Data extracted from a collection
========

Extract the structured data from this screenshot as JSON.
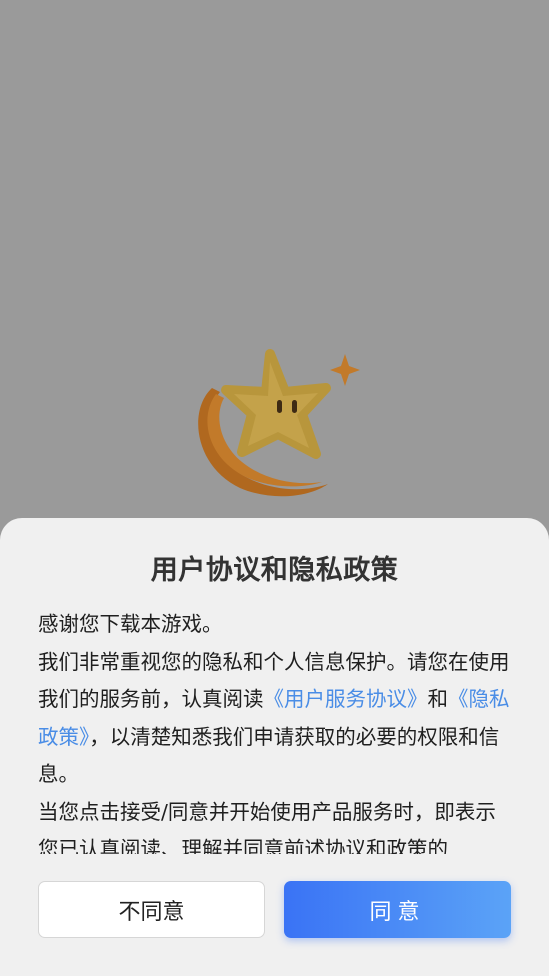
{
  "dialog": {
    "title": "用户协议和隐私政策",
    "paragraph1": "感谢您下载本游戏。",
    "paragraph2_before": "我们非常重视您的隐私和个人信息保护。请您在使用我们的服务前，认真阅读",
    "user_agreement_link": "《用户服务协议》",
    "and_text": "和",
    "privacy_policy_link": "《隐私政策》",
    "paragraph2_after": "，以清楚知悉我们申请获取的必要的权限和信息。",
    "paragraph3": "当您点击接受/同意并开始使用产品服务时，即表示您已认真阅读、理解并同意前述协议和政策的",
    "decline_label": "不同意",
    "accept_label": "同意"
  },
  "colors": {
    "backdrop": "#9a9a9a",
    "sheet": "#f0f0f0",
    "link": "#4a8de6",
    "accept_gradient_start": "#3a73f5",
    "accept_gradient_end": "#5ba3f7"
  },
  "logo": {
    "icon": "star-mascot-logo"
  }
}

========

> **What to produce**
Reproduce the listing exactly. Leave its pictures out.

> **Response to the task**
Extract the structured data from this screenshot as JSON.
{
  "dialog": {
    "title": "用户协议和隐私政策",
    "paragraph1": "感谢您下载本游戏。",
    "paragraph2_before": "我们非常重视您的隐私和个人信息保护。请您在使用我们的服务前，认真阅读",
    "user_agreement_link": "《用户服务协议》",
    "and_text": "和",
    "privacy_policy_link": "《隐私政策》",
    "paragraph2_after": "，以清楚知悉我们申请获取的必要的权限和信息。",
    "paragraph3": "当您点击接受/同意并开始使用产品服务时，即表示您已认真阅读、理解并同意前述协议和政策的",
    "decline_label": "不同意",
    "accept_label": "同意"
  },
  "colors": {
    "backdrop": "#9a9a9a",
    "sheet": "#f0f0f0",
    "link": "#4a8de6",
    "accept_gradient_start": "#3a73f5",
    "accept_gradient_end": "#5ba3f7"
  },
  "logo": {
    "icon": "star-mascot-logo"
  }
}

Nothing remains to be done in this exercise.